## [Exercise aim]
Below is some material; set it all down exactly, apart from the pictures.

## [Exercise data]
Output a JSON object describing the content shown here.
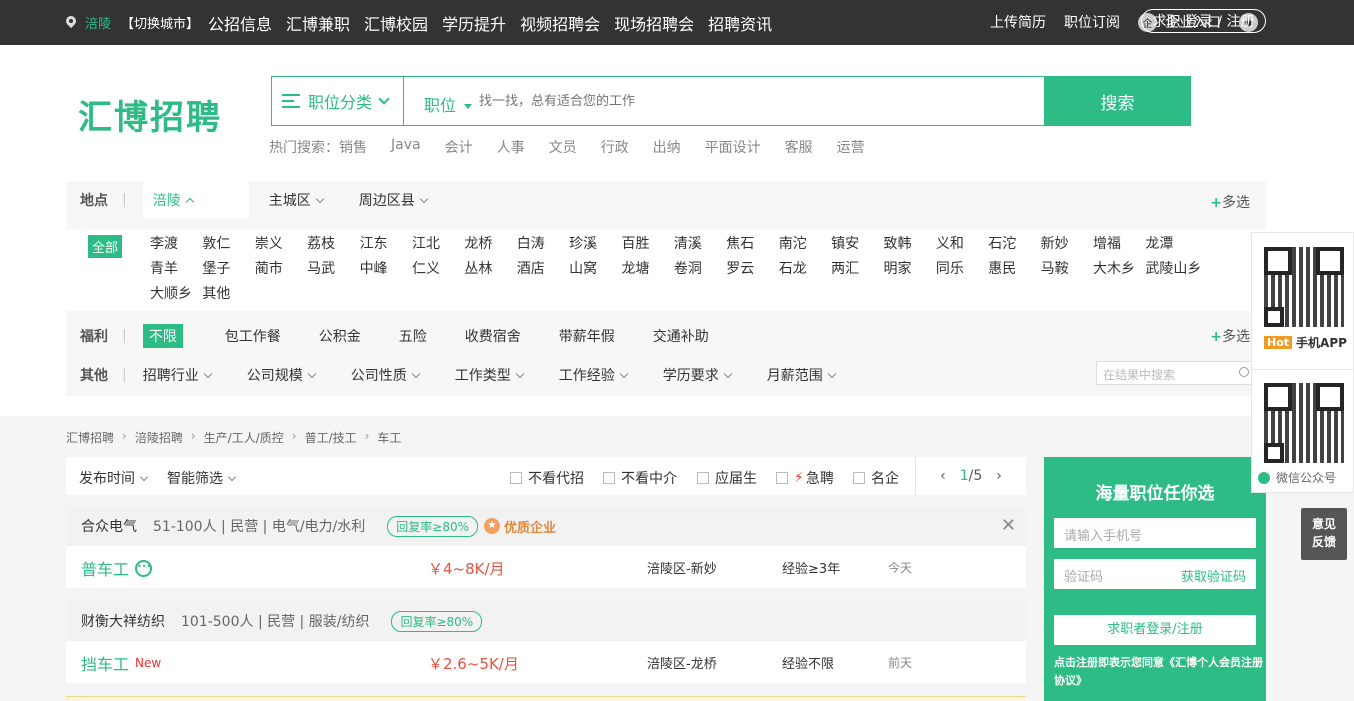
{
  "topbar": {
    "city": "涪陵",
    "switch_city": "【切换城市】",
    "nav": [
      "公招信息",
      "汇博兼职",
      "汇博校园",
      "学历提升",
      "视频招聘会",
      "现场招聘会",
      "招聘资讯"
    ],
    "upload_resume": "上传简历",
    "job_subscribe": "职位订阅",
    "enterprise_entry": "企业入口",
    "login": "求职 登录 / 注册"
  },
  "logo": "汇博招聘",
  "search": {
    "category": "职位分类",
    "type": "职位",
    "placeholder": "找一找，总有适合您的工作",
    "button": "搜索",
    "hot_label": "热门搜索：",
    "hot": [
      "销售",
      "Java",
      "会计",
      "人事",
      "文员",
      "行政",
      "出纳",
      "平面设计",
      "客服",
      "运营"
    ]
  },
  "filters": {
    "location_label": "地点",
    "location_tabs": [
      "涪陵",
      "主城区",
      "周边区县"
    ],
    "multi": "多选",
    "all": "全部",
    "areas": [
      "李渡",
      "敦仁",
      "崇义",
      "荔枝",
      "江东",
      "江北",
      "龙桥",
      "白涛",
      "珍溪",
      "百胜",
      "清溪",
      "焦石",
      "南沱",
      "镇安",
      "致韩",
      "义和",
      "石沱",
      "新妙",
      "增福",
      "龙潭",
      "青羊",
      "堡子",
      "蔺市",
      "马武",
      "中峰",
      "仁义",
      "丛林",
      "酒店",
      "山窝",
      "龙塘",
      "卷洞",
      "罗云",
      "石龙",
      "两汇",
      "明家",
      "同乐",
      "惠民",
      "马鞍",
      "大木乡",
      "武陵山乡",
      "大顺乡",
      "其他"
    ],
    "welfare_label": "福利",
    "welfare": [
      "不限",
      "包工作餐",
      "公积金",
      "五险",
      "收费宿舍",
      "带薪年假",
      "交通补助"
    ],
    "other_label": "其他",
    "other": [
      "招聘行业",
      "公司规模",
      "公司性质",
      "工作类型",
      "工作经验",
      "学历要求",
      "月薪范围"
    ],
    "in_result_placeholder": "在结果中搜索"
  },
  "breadcrumb": [
    "汇博招聘",
    "涪陵招聘",
    "生产/工人/质控",
    "普工/技工",
    "车工"
  ],
  "sortbar": {
    "publish_time": "发布时间",
    "smart_filter": "智能筛选",
    "checks": [
      "不看代招",
      "不看中介",
      "应届生",
      "急聘",
      "名企"
    ],
    "page_current": "1",
    "page_total": "/5"
  },
  "jobs": [
    {
      "company": "合众电气",
      "meta": "51-100人 | 民营 | 电气/电力/水利",
      "reply": "回复率≥80%",
      "quality": "优质企业",
      "title": "普车工",
      "new": "",
      "salary": "￥4~8K/月",
      "place": "涪陵区-新妙",
      "exp": "经验≥3年",
      "date": "今天"
    },
    {
      "company": "财衡大祥纺织",
      "meta": "101-500人 | 民营 | 服装/纺织",
      "reply": "回复率≥80%",
      "quality": "",
      "title": "挡车工",
      "new": "New",
      "salary": "￥2.6~5K/月",
      "place": "涪陵区-龙桥",
      "exp": "经验不限",
      "date": "前天"
    }
  ],
  "register": {
    "title": "海量职位任你选",
    "phone_placeholder": "请输入手机号",
    "code_placeholder": "验证码",
    "get_code": "获取验证码",
    "button": "求职者登录/注册",
    "agreement": "点击注册即表示您同意《汇博个人会员注册协议》"
  },
  "side": {
    "hot": "Hot",
    "app": "手机APP",
    "wechat": "微信公众号",
    "feedback_1": "意见",
    "feedback_2": "反馈"
  }
}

## [Result for this task]
Output a JSON object describing the content shown here.
{
  "topbar": {
    "city": "涪陵",
    "switch_city": "【切换城市】",
    "nav": [
      "公招信息",
      "汇博兼职",
      "汇博校园",
      "学历提升",
      "视频招聘会",
      "现场招聘会",
      "招聘资讯"
    ],
    "upload_resume": "上传简历",
    "job_subscribe": "职位订阅",
    "enterprise_entry": "企业入口",
    "login": "求职 登录 / 注册"
  },
  "logo": "汇博招聘",
  "search": {
    "category": "职位分类",
    "type": "职位",
    "placeholder": "找一找，总有适合您的工作",
    "button": "搜索",
    "hot_label": "热门搜索：",
    "hot": [
      "销售",
      "Java",
      "会计",
      "人事",
      "文员",
      "行政",
      "出纳",
      "平面设计",
      "客服",
      "运营"
    ]
  },
  "filters": {
    "location_label": "地点",
    "location_tabs": [
      "涪陵",
      "主城区",
      "周边区县"
    ],
    "multi": "多选",
    "all": "全部",
    "areas": [
      "李渡",
      "敦仁",
      "崇义",
      "荔枝",
      "江东",
      "江北",
      "龙桥",
      "白涛",
      "珍溪",
      "百胜",
      "清溪",
      "焦石",
      "南沱",
      "镇安",
      "致韩",
      "义和",
      "石沱",
      "新妙",
      "增福",
      "龙潭",
      "青羊",
      "堡子",
      "蔺市",
      "马武",
      "中峰",
      "仁义",
      "丛林",
      "酒店",
      "山窝",
      "龙塘",
      "卷洞",
      "罗云",
      "石龙",
      "两汇",
      "明家",
      "同乐",
      "惠民",
      "马鞍",
      "大木乡",
      "武陵山乡",
      "大顺乡",
      "其他"
    ],
    "welfare_label": "福利",
    "welfare": [
      "不限",
      "包工作餐",
      "公积金",
      "五险",
      "收费宿舍",
      "带薪年假",
      "交通补助"
    ],
    "other_label": "其他",
    "other": [
      "招聘行业",
      "公司规模",
      "公司性质",
      "工作类型",
      "工作经验",
      "学历要求",
      "月薪范围"
    ],
    "in_result_placeholder": "在结果中搜索"
  },
  "breadcrumb": [
    "汇博招聘",
    "涪陵招聘",
    "生产/工人/质控",
    "普工/技工",
    "车工"
  ],
  "sortbar": {
    "publish_time": "发布时间",
    "smart_filter": "智能筛选",
    "checks": [
      "不看代招",
      "不看中介",
      "应届生",
      "急聘",
      "名企"
    ],
    "page_current": "1",
    "page_total": "/5"
  },
  "jobs": [
    {
      "company": "合众电气",
      "meta": "51-100人 | 民营 | 电气/电力/水利",
      "reply": "回复率≥80%",
      "quality": "优质企业",
      "title": "普车工",
      "new": "",
      "salary": "￥4~8K/月",
      "place": "涪陵区-新妙",
      "exp": "经验≥3年",
      "date": "今天"
    },
    {
      "company": "财衡大祥纺织",
      "meta": "101-500人 | 民营 | 服装/纺织",
      "reply": "回复率≥80%",
      "quality": "",
      "title": "挡车工",
      "new": "New",
      "salary": "￥2.6~5K/月",
      "place": "涪陵区-龙桥",
      "exp": "经验不限",
      "date": "前天"
    }
  ],
  "register": {
    "title": "海量职位任你选",
    "phone_placeholder": "请输入手机号",
    "code_placeholder": "验证码",
    "get_code": "获取验证码",
    "button": "求职者登录/注册",
    "agreement": "点击注册即表示您同意《汇博个人会员注册协议》"
  },
  "side": {
    "hot": "Hot",
    "app": "手机APP",
    "wechat": "微信公众号",
    "feedback_1": "意见",
    "feedback_2": "反馈"
  }
}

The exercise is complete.